• SOURCE EXTRACT
March 2013, Volume 63, Issue 3

Original Article

Focused abdominal sonography for trauma (FAST) in blunt paediatric abdominal trauma

Ahmad Vaqas Faruque  ( Section of Paediatric Surgery, Department of Surgery, The Aga Khan University Hospital, Karachi. )
Saqib Hamid Qazi  ( Section of Paediatric Surgery, Department of Surgery, The Aga Khan University Hospital, Karachi. )
Muhammad Arif Mateen Khan  ( Section of Paediatric Surgery, Department of Surgery, The Aga Khan University Hospital, Karachi. )
Wassem Akhtar  ( Department of Radiology, The Aga Khan University Hospital, Karachi. )
Amina Majeed  ( Aga Khan Medical College, The Aga Khan University Hospital, Karachi. )


Objective: To evaluate the role of focussed abdominal sonography for trauma in blunt paediatric abdominal trauma patients, and to see if the role of computed tomography scan could be limited to only those cases in which sonography was positive.
Methods: The retrospective study covered 10 years, from January 1, 2000 to December 31, 2009, and was conducted at the Department of Radiology and Department of Emergency Medicine, Aga Khan University Hospital, Karachi. It comprised cases of 174 children from birth to 14 years who had presented with blunt abdominal trauma and had focussed abdominal sonography for trauma done at the hospital. The findings were correlated with computed tomography scan of the abdomen and clinical follow-up. Sensitivity, specificity, positive predictive value, negative predictive value and accuracy of focussed abdominal sonography for trauma were calculated for blunt abdominal trauma. SPSS 17 was used for statistical analysis.

• ENTRIES PROVIDED

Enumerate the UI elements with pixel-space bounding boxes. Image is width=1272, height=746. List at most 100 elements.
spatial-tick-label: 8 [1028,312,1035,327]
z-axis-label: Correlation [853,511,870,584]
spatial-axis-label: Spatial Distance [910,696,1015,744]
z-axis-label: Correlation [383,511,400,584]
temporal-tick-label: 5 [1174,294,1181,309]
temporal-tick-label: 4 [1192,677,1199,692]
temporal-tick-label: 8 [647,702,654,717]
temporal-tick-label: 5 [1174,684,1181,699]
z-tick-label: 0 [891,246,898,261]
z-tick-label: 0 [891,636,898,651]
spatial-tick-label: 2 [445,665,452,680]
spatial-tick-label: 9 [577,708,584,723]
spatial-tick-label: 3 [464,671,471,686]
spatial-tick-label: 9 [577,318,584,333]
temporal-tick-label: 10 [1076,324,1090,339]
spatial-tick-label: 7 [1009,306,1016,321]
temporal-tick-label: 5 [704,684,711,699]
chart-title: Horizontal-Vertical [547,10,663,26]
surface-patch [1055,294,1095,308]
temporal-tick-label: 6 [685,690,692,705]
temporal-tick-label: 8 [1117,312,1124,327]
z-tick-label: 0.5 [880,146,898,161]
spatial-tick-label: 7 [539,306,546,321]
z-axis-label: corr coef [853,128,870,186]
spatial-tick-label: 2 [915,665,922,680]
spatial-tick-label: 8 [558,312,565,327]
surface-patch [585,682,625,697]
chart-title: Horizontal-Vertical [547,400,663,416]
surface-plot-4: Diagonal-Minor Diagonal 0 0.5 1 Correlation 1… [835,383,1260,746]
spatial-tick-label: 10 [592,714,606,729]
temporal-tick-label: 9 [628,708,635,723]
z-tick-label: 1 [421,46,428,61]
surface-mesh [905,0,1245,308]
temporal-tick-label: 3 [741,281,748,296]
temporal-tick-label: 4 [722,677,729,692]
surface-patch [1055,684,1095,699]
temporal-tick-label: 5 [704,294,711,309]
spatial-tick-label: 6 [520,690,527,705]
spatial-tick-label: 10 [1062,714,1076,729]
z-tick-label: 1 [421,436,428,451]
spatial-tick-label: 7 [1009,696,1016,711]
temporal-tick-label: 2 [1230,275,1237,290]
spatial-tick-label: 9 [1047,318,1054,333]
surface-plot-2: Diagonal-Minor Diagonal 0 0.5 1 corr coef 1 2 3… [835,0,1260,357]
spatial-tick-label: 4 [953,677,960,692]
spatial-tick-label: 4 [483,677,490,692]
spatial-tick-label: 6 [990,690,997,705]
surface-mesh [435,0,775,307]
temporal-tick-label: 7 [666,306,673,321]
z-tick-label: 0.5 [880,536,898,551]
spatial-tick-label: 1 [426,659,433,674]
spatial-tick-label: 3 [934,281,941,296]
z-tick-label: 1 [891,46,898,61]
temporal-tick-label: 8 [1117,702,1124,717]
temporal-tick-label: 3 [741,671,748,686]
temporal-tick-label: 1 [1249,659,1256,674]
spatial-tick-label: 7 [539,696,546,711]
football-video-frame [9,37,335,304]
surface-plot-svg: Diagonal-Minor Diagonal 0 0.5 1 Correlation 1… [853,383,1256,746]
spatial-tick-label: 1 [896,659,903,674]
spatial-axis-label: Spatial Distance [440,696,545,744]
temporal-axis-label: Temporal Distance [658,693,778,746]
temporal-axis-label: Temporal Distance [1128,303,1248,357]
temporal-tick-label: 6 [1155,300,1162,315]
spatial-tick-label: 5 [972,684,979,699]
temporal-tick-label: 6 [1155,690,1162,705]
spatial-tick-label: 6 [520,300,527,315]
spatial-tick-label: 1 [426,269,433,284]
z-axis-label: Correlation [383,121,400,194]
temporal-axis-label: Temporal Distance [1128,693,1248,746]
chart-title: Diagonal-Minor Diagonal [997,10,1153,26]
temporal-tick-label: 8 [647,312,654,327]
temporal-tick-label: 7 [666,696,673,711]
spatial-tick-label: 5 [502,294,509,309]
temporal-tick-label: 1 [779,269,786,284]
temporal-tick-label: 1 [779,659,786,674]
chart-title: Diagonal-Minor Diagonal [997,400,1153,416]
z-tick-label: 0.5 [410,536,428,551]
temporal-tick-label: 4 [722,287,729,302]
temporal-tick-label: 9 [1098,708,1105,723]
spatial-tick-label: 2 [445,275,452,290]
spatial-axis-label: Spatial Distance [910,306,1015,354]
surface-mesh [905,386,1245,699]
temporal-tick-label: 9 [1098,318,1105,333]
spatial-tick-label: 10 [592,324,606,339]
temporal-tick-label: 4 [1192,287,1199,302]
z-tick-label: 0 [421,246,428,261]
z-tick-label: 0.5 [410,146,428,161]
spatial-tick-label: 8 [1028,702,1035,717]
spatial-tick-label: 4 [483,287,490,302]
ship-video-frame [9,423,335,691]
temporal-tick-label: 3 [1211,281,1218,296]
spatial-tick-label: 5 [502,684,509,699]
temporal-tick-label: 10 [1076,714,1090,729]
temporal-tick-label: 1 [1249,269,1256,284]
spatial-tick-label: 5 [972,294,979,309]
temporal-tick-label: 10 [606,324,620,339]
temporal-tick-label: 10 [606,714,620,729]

• APPLY WHAT YOU READ
(1) Translate this sentence from the trauma sonography abstract into Spanish: "The findings were correlated with computed tomography scan of the abdomen and clinical follow-up."
(2) Duplicate the trauma sonography abstract from "March 2013, Volume" up to and including "College, The Aga Khan University Hospital, Karachi. )".

• LIST OF ANSWERS
(1) Los hallazgos se correlacionaron con la tomografía computarizada del abdomen y el seguimiento clínico.

(2)
March 2013, Volume 63, Issue 3

Original Article

Focused abdominal sonography for trauma (FAST) in blunt paediatric abdominal trauma

Ahmad Vaqas Faruque  ( Section of Paediatric Surgery, Department of Surgery, The Aga Khan University Hospital, Karachi. )
Saqib Hamid Qazi  ( Section of Paediatric Surgery, Department of Surgery, The Aga Khan University Hospital, Karachi. )
Muhammad Arif Mateen Khan  ( Section of Paediatric Surgery, Department of Surgery, The Aga Khan University Hospital, Karachi. )
Wassem Akhtar  ( Department of Radiology, The Aga Khan University Hospital, Karachi. )
Amina Majeed  ( Aga Khan Medical College, The Aga Khan University Hospital, Karachi. )